> **Information shown**
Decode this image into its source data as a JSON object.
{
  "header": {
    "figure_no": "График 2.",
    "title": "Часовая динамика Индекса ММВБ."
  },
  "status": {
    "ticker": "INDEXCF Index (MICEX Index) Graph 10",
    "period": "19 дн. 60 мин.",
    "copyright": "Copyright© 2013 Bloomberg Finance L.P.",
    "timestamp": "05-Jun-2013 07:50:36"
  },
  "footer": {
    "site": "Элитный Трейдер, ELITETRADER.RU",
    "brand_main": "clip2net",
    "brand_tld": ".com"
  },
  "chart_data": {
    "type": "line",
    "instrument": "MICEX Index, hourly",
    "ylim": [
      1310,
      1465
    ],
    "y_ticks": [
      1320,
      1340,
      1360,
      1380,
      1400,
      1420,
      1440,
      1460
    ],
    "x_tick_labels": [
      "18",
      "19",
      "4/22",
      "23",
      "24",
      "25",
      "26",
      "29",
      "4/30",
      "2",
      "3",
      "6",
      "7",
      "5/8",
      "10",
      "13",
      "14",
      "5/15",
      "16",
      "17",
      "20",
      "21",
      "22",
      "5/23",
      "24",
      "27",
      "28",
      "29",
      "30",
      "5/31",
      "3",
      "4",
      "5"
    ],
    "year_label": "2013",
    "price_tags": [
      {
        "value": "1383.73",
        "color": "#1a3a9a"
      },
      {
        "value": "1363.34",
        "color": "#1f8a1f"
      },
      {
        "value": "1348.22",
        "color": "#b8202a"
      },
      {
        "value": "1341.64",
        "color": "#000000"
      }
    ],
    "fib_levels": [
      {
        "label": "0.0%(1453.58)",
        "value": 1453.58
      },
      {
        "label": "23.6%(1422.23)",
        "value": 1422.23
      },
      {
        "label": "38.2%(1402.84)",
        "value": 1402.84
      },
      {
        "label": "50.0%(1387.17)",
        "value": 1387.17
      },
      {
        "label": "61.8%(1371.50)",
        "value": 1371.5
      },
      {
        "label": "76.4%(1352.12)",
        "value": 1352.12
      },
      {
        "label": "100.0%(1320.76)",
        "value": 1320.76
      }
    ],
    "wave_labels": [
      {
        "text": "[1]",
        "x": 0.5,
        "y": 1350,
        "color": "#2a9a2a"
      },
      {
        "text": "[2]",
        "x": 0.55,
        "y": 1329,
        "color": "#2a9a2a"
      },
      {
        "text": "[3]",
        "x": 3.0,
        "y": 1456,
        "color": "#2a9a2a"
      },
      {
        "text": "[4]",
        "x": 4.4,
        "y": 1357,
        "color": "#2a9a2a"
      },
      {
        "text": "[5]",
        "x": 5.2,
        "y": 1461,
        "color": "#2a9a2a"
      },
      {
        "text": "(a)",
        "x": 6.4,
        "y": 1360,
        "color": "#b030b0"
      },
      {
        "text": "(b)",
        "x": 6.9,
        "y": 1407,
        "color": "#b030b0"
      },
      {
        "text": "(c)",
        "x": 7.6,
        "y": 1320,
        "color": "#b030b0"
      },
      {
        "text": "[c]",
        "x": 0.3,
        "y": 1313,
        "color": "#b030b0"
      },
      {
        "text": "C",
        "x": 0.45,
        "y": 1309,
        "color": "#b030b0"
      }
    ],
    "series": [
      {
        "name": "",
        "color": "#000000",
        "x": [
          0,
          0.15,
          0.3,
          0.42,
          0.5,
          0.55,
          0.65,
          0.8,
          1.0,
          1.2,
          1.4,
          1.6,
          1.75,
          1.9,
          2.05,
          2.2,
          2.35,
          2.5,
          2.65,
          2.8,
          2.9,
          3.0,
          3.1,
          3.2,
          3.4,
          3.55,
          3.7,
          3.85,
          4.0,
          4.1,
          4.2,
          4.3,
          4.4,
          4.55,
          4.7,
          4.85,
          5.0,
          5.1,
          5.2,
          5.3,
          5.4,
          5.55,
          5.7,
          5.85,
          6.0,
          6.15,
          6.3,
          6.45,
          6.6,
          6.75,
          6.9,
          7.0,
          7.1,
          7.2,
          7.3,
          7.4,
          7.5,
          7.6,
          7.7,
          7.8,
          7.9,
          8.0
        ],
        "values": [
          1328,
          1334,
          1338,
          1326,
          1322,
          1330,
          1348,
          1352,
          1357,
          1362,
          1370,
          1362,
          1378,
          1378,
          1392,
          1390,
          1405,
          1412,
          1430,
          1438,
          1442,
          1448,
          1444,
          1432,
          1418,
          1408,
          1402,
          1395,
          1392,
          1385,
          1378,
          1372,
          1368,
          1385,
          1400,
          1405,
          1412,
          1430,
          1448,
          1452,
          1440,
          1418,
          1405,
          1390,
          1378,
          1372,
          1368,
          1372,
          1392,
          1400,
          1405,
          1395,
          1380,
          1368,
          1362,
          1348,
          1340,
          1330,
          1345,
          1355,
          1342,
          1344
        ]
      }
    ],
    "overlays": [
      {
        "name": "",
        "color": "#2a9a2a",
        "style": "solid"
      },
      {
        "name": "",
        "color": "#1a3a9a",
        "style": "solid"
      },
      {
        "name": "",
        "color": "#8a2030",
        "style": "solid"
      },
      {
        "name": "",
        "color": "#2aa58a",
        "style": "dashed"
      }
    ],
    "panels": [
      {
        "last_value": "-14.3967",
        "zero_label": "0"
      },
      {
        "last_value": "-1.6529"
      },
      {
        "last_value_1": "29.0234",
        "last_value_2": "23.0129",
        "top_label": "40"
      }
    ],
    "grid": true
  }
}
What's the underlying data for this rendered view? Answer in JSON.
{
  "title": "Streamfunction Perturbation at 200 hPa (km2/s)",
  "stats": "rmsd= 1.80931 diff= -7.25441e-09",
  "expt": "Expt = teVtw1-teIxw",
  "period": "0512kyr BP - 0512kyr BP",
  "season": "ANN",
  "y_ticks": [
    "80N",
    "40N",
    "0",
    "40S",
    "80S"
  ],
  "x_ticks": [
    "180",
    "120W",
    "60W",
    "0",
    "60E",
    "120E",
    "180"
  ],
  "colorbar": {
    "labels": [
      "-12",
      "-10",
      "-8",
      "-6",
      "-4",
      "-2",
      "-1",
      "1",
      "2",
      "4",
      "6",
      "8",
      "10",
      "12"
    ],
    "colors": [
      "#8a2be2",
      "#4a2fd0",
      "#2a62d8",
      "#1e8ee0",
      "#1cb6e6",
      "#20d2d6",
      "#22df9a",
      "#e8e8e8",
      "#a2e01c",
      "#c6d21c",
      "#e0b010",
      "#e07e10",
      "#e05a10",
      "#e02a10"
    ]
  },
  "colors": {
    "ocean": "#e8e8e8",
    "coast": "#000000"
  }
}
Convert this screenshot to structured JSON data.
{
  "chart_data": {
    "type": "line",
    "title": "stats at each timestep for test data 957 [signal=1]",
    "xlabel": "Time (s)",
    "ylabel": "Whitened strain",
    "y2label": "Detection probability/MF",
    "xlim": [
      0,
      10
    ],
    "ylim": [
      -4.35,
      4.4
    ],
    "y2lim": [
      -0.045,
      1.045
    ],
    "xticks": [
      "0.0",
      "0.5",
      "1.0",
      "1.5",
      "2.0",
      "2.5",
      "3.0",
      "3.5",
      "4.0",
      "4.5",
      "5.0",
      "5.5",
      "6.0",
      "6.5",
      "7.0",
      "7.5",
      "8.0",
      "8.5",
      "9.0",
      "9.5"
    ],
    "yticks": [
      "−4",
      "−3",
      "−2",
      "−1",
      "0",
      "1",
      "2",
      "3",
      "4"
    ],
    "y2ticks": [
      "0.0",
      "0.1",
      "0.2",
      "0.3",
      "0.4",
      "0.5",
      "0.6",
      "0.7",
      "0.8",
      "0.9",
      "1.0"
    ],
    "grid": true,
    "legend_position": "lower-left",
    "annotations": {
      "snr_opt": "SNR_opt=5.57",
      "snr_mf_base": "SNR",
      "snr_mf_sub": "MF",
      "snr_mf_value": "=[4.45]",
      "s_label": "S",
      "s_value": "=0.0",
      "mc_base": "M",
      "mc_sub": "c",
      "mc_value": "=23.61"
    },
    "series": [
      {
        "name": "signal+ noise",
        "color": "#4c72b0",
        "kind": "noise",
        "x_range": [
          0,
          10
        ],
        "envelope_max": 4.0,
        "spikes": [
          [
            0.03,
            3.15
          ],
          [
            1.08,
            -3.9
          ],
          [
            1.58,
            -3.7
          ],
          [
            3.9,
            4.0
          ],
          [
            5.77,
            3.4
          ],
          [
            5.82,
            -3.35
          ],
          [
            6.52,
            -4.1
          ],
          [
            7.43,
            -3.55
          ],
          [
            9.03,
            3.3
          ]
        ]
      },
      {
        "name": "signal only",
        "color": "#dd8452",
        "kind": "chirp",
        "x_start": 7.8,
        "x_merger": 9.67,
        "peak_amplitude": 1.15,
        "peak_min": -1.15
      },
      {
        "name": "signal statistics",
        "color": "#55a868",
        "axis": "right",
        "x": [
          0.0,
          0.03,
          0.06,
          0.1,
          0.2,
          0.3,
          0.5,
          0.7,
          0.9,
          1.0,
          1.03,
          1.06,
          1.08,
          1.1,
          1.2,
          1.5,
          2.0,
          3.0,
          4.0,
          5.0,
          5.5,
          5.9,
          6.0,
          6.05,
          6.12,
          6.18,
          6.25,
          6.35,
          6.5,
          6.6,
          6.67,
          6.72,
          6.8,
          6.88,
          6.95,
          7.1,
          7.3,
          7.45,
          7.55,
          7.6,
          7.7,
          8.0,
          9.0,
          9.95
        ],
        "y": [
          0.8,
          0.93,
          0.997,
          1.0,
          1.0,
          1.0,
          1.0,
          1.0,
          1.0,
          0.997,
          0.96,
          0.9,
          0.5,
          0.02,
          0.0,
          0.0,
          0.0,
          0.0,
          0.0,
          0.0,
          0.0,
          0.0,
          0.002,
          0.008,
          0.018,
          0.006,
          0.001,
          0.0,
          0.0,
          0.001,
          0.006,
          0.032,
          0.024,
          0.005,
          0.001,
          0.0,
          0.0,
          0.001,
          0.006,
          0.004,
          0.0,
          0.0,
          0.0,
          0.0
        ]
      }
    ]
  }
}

> **Task objective**
Say how many lines in this listing hold the string "title", giving the count and nothing more.

> **Reply**
3